(WHAT YOU ARE ASKED TO DO): Extract all of the entries and set them down verbatim.

[Start RECORD EXTRACTS]

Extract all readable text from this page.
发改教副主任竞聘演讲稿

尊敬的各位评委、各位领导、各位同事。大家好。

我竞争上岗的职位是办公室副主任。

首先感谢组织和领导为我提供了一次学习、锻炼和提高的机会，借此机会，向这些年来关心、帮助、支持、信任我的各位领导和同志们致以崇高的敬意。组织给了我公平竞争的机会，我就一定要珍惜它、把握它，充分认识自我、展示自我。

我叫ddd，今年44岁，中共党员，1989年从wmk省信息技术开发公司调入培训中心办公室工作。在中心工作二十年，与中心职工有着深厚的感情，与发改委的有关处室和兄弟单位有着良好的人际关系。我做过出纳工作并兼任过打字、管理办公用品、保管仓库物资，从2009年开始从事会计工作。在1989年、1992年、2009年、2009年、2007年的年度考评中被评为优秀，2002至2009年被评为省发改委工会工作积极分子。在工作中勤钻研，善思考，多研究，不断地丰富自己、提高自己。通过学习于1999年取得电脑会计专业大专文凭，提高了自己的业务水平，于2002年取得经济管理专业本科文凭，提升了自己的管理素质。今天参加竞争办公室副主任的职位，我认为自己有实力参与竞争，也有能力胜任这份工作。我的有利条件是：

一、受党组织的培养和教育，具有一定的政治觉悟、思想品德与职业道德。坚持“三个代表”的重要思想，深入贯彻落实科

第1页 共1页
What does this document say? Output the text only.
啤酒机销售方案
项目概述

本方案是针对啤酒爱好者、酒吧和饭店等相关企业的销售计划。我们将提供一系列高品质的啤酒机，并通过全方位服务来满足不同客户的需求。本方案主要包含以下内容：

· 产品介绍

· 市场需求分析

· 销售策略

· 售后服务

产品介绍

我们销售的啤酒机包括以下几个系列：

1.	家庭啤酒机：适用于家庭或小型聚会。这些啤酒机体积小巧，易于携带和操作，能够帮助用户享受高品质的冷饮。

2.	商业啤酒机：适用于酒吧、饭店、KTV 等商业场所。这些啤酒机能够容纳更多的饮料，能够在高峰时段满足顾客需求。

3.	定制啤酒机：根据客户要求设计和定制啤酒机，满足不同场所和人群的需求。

[End RECORD EXTRACTS]

(TASK SOLUTION):
Extract all readable text from this page.
发改教副主任竞聘演讲稿

尊敬的各位评委、各位领导、各位同事。大家好。

我竞争上岗的职位是办公室副主任。

首先感谢组织和领导为我提供了一次学习、锻炼和提高的机会，借此机会，向这些年来关心、帮助、支持、信任我的各位领导和同志们致以崇高的敬意。组织给了我公平竞争的机会，我就一定要珍惜它、把握它，充分认识自我、展示自我。

我叫ddd，今年44岁，中共党员，1989年从wmk省信息技术开发公司调入培训中心办公室工作。在中心工作二十年，与中心职工有着深厚的感情，与发改委的有关处室和兄弟单位有着良好的人际关系。我做过出纳工作并兼任过打字、管理办公用品、保管仓库物资，从2009年开始从事会计工作。在1989年、1992年、2009年、2009年、2007年的年度考评中被评为优秀，2002至2009年被评为省发改委工会工作积极分子。在工作中勤钻研，善思考，多研究，不断地丰富自己、提高自己。通过学习于1999年取得电脑会计专业大专文凭，提高了自己的业务水平，于2002年取得经济管理专业本科文凭，提升了自己的管理素质。今天参加竞争办公室副主任的职位，我认为自己有实力参与竞争，也有能力胜任这份工作。我的有利条件是：

一、受党组织的培养和教育，具有一定的政治觉悟、思想品德与职业道德。坚持“三个代表”的重要思想，深入贯彻落实科

第1页 共1页
What does this document say? Output the text only.
啤酒机销售方案
项目概述

本方案是针对啤酒爱好者、酒吧和饭店等相关企业的销售计划。我们将提供一系列高品质的啤酒机，并通过全方位服务来满足不同客户的需求。本方案主要包含以下内容：

· 产品介绍

· 市场需求分析

· 销售策略

· 售后服务

产品介绍

我们销售的啤酒机包括以下几个系列：

1.	家庭啤酒机：适用于家庭或小型聚会。这些啤酒机体积小巧，易于携带和操作，能够帮助用户享受高品质的冷饮。

2.	商业啤酒机：适用于酒吧、饭店、KTV 等商业场所。这些啤酒机能够容纳更多的饮料，能够在高峰时段满足顾客需求。

3.	定制啤酒机：根据客户要求设计和定制啤酒机，满足不同场所和人群的需求。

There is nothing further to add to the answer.